■ Exercise instructions
Copy out the entries exactly, from the first line to the last.

■ Data shown
---+---
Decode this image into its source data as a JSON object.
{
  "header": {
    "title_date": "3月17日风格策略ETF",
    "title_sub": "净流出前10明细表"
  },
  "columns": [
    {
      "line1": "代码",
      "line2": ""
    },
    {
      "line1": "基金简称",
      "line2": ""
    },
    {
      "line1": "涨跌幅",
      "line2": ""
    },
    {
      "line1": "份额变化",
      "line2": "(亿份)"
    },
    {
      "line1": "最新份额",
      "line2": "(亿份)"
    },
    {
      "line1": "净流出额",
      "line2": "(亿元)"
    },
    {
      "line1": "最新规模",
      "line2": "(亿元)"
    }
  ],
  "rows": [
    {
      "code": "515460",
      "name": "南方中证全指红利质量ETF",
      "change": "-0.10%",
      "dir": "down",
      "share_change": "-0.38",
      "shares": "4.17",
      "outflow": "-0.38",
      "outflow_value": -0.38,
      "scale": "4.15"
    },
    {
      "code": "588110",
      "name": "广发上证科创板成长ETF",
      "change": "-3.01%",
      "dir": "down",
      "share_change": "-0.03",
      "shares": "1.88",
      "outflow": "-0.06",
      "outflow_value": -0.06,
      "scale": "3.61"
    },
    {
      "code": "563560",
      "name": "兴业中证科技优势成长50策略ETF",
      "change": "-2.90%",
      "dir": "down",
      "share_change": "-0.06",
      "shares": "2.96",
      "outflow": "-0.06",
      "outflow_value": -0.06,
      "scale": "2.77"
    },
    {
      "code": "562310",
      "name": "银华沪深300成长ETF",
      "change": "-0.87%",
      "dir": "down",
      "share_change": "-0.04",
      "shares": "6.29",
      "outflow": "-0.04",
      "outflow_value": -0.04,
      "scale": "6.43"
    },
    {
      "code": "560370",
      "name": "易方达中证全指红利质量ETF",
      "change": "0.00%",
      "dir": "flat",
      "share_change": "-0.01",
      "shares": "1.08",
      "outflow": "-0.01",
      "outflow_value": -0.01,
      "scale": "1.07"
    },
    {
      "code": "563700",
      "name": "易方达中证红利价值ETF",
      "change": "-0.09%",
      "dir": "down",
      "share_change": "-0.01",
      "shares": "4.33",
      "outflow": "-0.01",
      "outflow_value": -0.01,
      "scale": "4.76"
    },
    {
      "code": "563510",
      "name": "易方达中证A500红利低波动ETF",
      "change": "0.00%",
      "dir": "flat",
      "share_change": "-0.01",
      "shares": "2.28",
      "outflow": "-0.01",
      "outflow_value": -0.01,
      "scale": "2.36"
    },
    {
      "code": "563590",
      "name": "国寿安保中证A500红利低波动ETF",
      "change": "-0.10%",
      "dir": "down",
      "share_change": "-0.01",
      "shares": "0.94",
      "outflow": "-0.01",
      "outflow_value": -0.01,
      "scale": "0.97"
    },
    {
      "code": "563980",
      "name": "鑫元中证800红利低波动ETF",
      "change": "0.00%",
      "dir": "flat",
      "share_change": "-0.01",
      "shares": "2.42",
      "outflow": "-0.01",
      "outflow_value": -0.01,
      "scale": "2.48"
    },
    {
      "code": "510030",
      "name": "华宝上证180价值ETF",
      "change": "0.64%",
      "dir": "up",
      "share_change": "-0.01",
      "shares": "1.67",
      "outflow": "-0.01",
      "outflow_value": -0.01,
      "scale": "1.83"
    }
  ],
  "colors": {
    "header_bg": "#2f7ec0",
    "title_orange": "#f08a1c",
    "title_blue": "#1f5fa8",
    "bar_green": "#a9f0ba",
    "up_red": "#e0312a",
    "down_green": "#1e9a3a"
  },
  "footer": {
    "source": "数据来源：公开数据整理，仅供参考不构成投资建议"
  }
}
---+---
■ Result of this task
Decode this image into its source data as a JSON object.
{
  "header": {
    "title_date": "3月17日风格策略ETF",
    "title_sub": "净流出前10明细表"
  },
  "columns": [
    {
      "line1": "代码",
      "line2": ""
    },
    {
      "line1": "基金简称",
      "line2": ""
    },
    {
      "line1": "涨跌幅",
      "line2": ""
    },
    {
      "line1": "份额变化",
      "line2": "(亿份)"
    },
    {
      "line1": "最新份额",
      "line2": "(亿份)"
    },
    {
      "line1": "净流出额",
      "line2": "(亿元)"
    },
    {
      "line1": "最新规模",
      "line2": "(亿元)"
    }
  ],
  "rows": [
    {
      "code": "515460",
      "name": "南方中证全指红利质量ETF",
      "change": "-0.10%",
      "dir": "down",
      "share_change": "-0.38",
      "shares": "4.17",
      "outflow": "-0.38",
      "outflow_value": -0.38,
      "scale": "4.15"
    },
    {
      "code": "588110",
      "name": "广发上证科创板成长ETF",
      "change": "-3.01%",
      "dir": "down",
      "share_change": "-0.03",
      "shares": "1.88",
      "outflow": "-0.06",
      "outflow_value": -0.06,
      "scale": "3.61"
    },
    {
      "code": "563560",
      "name": "兴业中证科技优势成长50策略ETF",
      "change": "-2.90%",
      "dir": "down",
      "share_change": "-0.06",
      "shares": "2.96",
      "outflow": "-0.06",
      "outflow_value": -0.06,
      "scale": "2.77"
    },
    {
      "code": "562310",
      "name": "银华沪深300成长ETF",
      "change": "-0.87%",
      "dir": "down",
      "share_change": "-0.04",
      "shares": "6.29",
      "outflow": "-0.04",
      "outflow_value": -0.04,
      "scale": "6.43"
    },
    {
      "code": "560370",
      "name": "易方达中证全指红利质量ETF",
      "change": "0.00%",
      "dir": "flat",
      "share_change": "-0.01",
      "shares": "1.08",
      "outflow": "-0.01",
      "outflow_value": -0.01,
      "scale": "1.07"
    },
    {
      "code": "563700",
      "name": "易方达中证红利价值ETF",
      "change": "-0.09%",
      "dir": "down",
      "share_change": "-0.01",
      "shares": "4.33",
      "outflow": "-0.01",
      "outflow_value": -0.01,
      "scale": "4.76"
    },
    {
      "code": "563510",
      "name": "易方达中证A500红利低波动ETF",
      "change": "0.00%",
      "dir": "flat",
      "share_change": "-0.01",
      "shares": "2.28",
      "outflow": "-0.01",
      "outflow_value": -0.01,
      "scale": "2.36"
    },
    {
      "code": "563590",
      "name": "国寿安保中证A500红利低波动ETF",
      "change": "-0.10%",
      "dir": "down",
      "share_change": "-0.01",
      "shares": "0.94",
      "outflow": "-0.01",
      "outflow_value": -0.01,
      "scale": "0.97"
    },
    {
      "code": "563980",
      "name": "鑫元中证800红利低波动ETF",
      "change": "0.00%",
      "dir": "flat",
      "share_change": "-0.01",
      "shares": "2.42",
      "outflow": "-0.01",
      "outflow_value": -0.01,
      "scale": "2.48"
    },
    {
      "code": "510030",
      "name": "华宝上证180价值ETF",
      "change": "0.64%",
      "dir": "up",
      "share_change": "-0.01",
      "shares": "1.67",
      "outflow": "-0.01",
      "outflow_value": -0.01,
      "scale": "1.83"
    }
  ],
  "colors": {
    "header_bg": "#2f7ec0",
    "title_orange": "#f08a1c",
    "title_blue": "#1f5fa8",
    "bar_green": "#a9f0ba",
    "up_red": "#e0312a",
    "down_green": "#1e9a3a"
  },
  "footer": {
    "source": "数据来源：公开数据整理，仅供参考不构成投资建议"
  }
}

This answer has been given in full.